START
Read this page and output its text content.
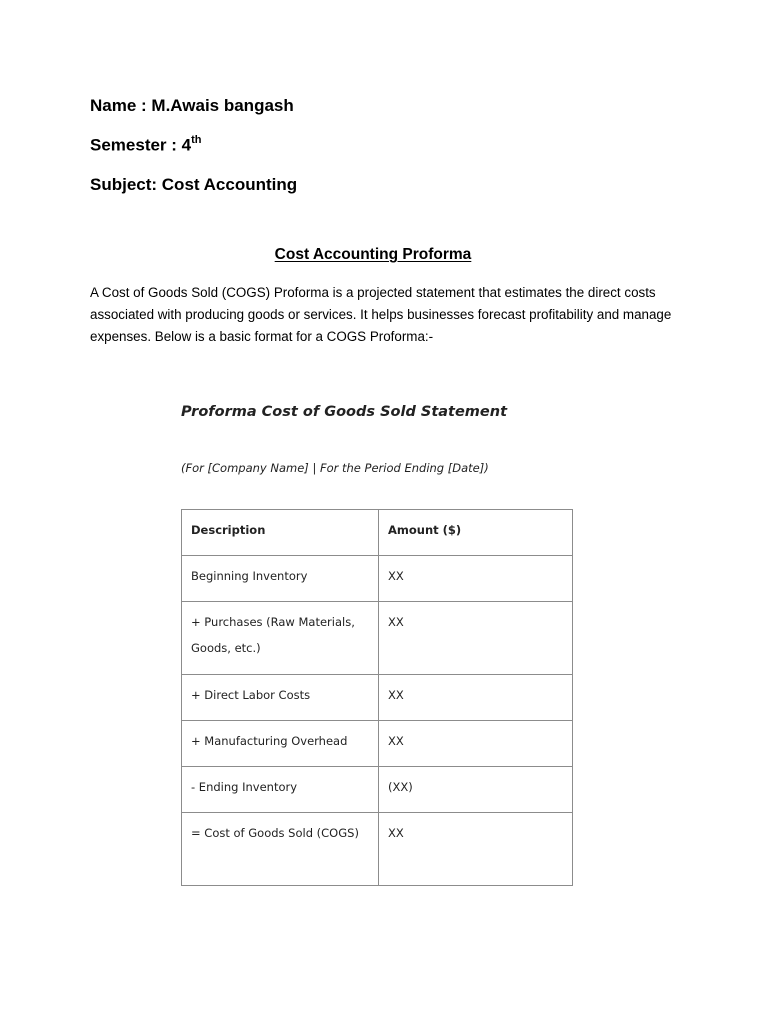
Name : M.Awais bangash
Semester : 4th
Subject: Cost Accounting
Cost Accounting Proforma

A Cost of Goods Sold (COGS) Proforma is a projected statement that estimates the direct costs associated with producing goods or services. It helps businesses forecast profitability and manage expenses. Below is a basic format for a COGS Proforma:-

Proforma Cost of Goods Sold Statement
(For [Company Name] | For the Period Ending [Date])
Description	Amount ($)

Beginning Inventory	XX

+ Purchases (Raw Materials, Goods, etc.)	XX

+ Direct Labor Costs	XX

+ Manufacturing Overhead	XX

- Ending Inventory	(XX)

= Cost of Goods Sold (COGS)	XX
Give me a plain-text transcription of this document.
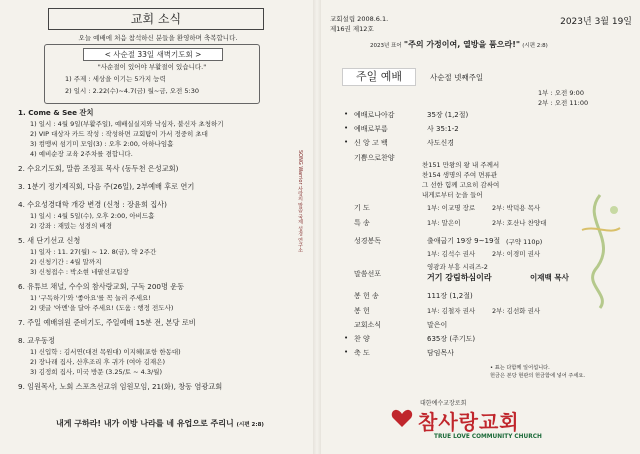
교회 소식
오늘 예배에 처음 참석하신 분들을 환영하며 축복합니다.
< 사순절 33일 새벽기도회 >
"사순절이 있어야 부활절이 있습니다."
1) 주제 : 세상을 이기는 5가지 능력
2) 일시 : 2.22(수)~4.7(금) 월~금, 오전 5:30
1. Come & See 잔치
1) 일시 : 4월 9일(부활주일), 예배실실지와 낙심자, 불신자 초청하기
2) VIP 대상자 카드 작성 : 작성하면 교회탐이 가서 정중히 초대
3) 컴맹씨 섬기미 모임(3) : 오후 2:00, 아하나임홀
4) 예비순장 교육 2주차를 겸합니다.
2. 수요기도회, 말씀 조정표 목사 (동두천 은성교회)
3. 1분기 정기제직회, 다음 주(26일), 2부예배 후로 연기
4. 수요성경대학 개강 변경 (신청 : 장윤희 집사)
1) 일시 : 4월 5일(수), 오후 2:00, 아비드홀
2) 강좌 : 재밌는 성경의 배경
5. 새 단기선교 신청
1) 일자 : 11. 27(월) ~ 12. 8(금), 약 2주간
2) 신청기간 : 4월 말까지
3) 신청접수 : 박소현 네팔선교팀장
6. 유튜브 채널, 수수의 참사랑교회, 구독 200명 운동
1) '구독하기'와 '좋아요'를 꼭 눌러 주세요!
2) 댓글 '아멘'을 달아 주세요! (도움 : 행정 전도사)
7. 주일 예배위원 준비기도, 주일예배 15분 전, 본당 로비
8. 교우동정
1) 신입학 : 김서연(대전 목원대) 이지혜(포항 한동대)
2) 장나래 집사, 산후조리 후 귀가 (여아 김재은)
3) 김정희 집사, 미국 방문 (3.25/토 ~ 4.3/월)
9. 임원목사, 노회 스포츠선교위 임원모임, 21(화), 창동 염광교회
내게 구하라! 내가 이방 나라를 네 유업으로 주리니 (시편 2:8)
SONG Warrior 사랑의 말씀 국제 성경 연구소
교회설립 2008.6.1.
제16권 제12호
2023년 3월 19일
2023년 표어 "주의 가정이여, 열방을 품으라!" (시편 2:8)
주일 예배	사순절 넷째주일
1부 : 오전 9:00
2부 : 오전 11:00
• 예배로나아감	35장 (1,2절)
• 예배로부름	사 35:1-2
• 신 앙 고 백	사도신경
기쁨으로찬양
찬151 만왕의 왕 내 주께서
찬154 생명의 주여 면류관
그 선한 힘께 고요히 감싸여
내게로부터 눈을 들어
기 도	1부: 이교명 장로	2부: 박덕용 목사
특 송	1부: 말은이	2부: 호산나 찬양대
성경봉독	출애굽기 19장 9~19절 (구약 110p)
1부: 김석수 권사	2부: 이경미 권사
말씀선포
영광과 부흥 시리즈-2
거기 강림하심이라	이재백 목사
봉 헌 송	111장 (1,2절)
봉 헌	1부: 김철자 권사	2부: 김선화 권사
교회소식	말은이
• 찬 양	635장 (주기도)
• 축 도	담임목사
• 표는 다함께 일어섭니다.
헌금은 본당 현관의 헌금함에 넣어 주세요.
대한예수교장로회
참사랑교회
TRUE LOVE COMMUNITY CHURCH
END
▶ _Objective_
Can you restate all the records above word for word while dropping the pictures?

▶ _Exercise result_
Read this page and output its text content.
Name : M.Awais bangash
Semester : 4th
Subject: Cost Accounting
Cost Accounting Proforma

A Cost of Goods Sold (COGS) Proforma is a projected statement that estimates the direct costs associated with producing goods or services. It helps businesses forecast profitability and manage expenses. Below is a basic format for a COGS Proforma:-

Proforma Cost of Goods Sold Statement
(For [Company Name] | For the Period Ending [Date])
Description	Amount ($)

Beginning Inventory	XX

+ Purchases (Raw Materials, Goods, etc.)	XX

+ Direct Labor Costs	XX

+ Manufacturing Overhead	XX

- Ending Inventory	(XX)

= Cost of Goods Sold (COGS)	XX
Give me a plain-text transcription of this document.
교회 소식
오늘 예배에 처음 참석하신 분들을 환영하며 축복합니다.
< 사순절 33일 새벽기도회 >
"사순절이 있어야 부활절이 있습니다."
1) 주제 : 세상을 이기는 5가지 능력
2) 일시 : 2.22(수)~4.7(금) 월~금, 오전 5:30
1. Come & See 잔치
1) 일시 : 4월 9일(부활주일), 예배실실지와 낙심자, 불신자 초청하기
2) VIP 대상자 카드 작성 : 작성하면 교회탐이 가서 정중히 초대
3) 컴맹씨 섬기미 모임(3) : 오후 2:00, 아하나임홀
4) 예비순장 교육 2주차를 겸합니다.
2. 수요기도회, 말씀 조정표 목사 (동두천 은성교회)
3. 1분기 정기제직회, 다음 주(26일), 2부예배 후로 연기
4. 수요성경대학 개강 변경 (신청 : 장윤희 집사)
1) 일시 : 4월 5일(수), 오후 2:00, 아비드홀
2) 강좌 : 재밌는 성경의 배경
5. 새 단기선교 신청
1) 일자 : 11. 27(월) ~ 12. 8(금), 약 2주간
2) 신청기간 : 4월 말까지
3) 신청접수 : 박소현 네팔선교팀장
6. 유튜브 채널, 수수의 참사랑교회, 구독 200명 운동
1) '구독하기'와 '좋아요'를 꼭 눌러 주세요!
2) 댓글 '아멘'을 달아 주세요! (도움 : 행정 전도사)
7. 주일 예배위원 준비기도, 주일예배 15분 전, 본당 로비
8. 교우동정
1) 신입학 : 김서연(대전 목원대) 이지혜(포항 한동대)
2) 장나래 집사, 산후조리 후 귀가 (여아 김재은)
3) 김정희 집사, 미국 방문 (3.25/토 ~ 4.3/월)
9. 임원목사, 노회 스포츠선교위 임원모임, 21(화), 창동 염광교회
내게 구하라! 내가 이방 나라를 네 유업으로 주리니 (시편 2:8)
SONG Warrior 사랑의 말씀 국제 성경 연구소
교회설립 2008.6.1.
제16권 제12호
2023년 3월 19일
2023년 표어 "주의 가정이여, 열방을 품으라!" (시편 2:8)
주일 예배	사순절 넷째주일
1부 : 오전 9:00
2부 : 오전 11:00
• 예배로나아감	35장 (1,2절)
• 예배로부름	사 35:1-2
• 신 앙 고 백	사도신경
기쁨으로찬양
찬151 만왕의 왕 내 주께서
찬154 생명의 주여 면류관
그 선한 힘께 고요히 감싸여
내게로부터 눈을 들어
기 도	1부: 이교명 장로	2부: 박덕용 목사
특 송	1부: 말은이	2부: 호산나 찬양대
성경봉독	출애굽기 19장 9~19절 (구약 110p)
1부: 김석수 권사	2부: 이경미 권사
말씀선포
영광과 부흥 시리즈-2
거기 강림하심이라	이재백 목사
봉 헌 송	111장 (1,2절)
봉 헌	1부: 김철자 권사	2부: 김선화 권사
교회소식	말은이
• 찬 양	635장 (주기도)
• 축 도	담임목사
• 표는 다함께 일어섭니다.
헌금은 본당 현관의 헌금함에 넣어 주세요.
대한예수교장로회
참사랑교회
TRUE LOVE COMMUNITY CHURCH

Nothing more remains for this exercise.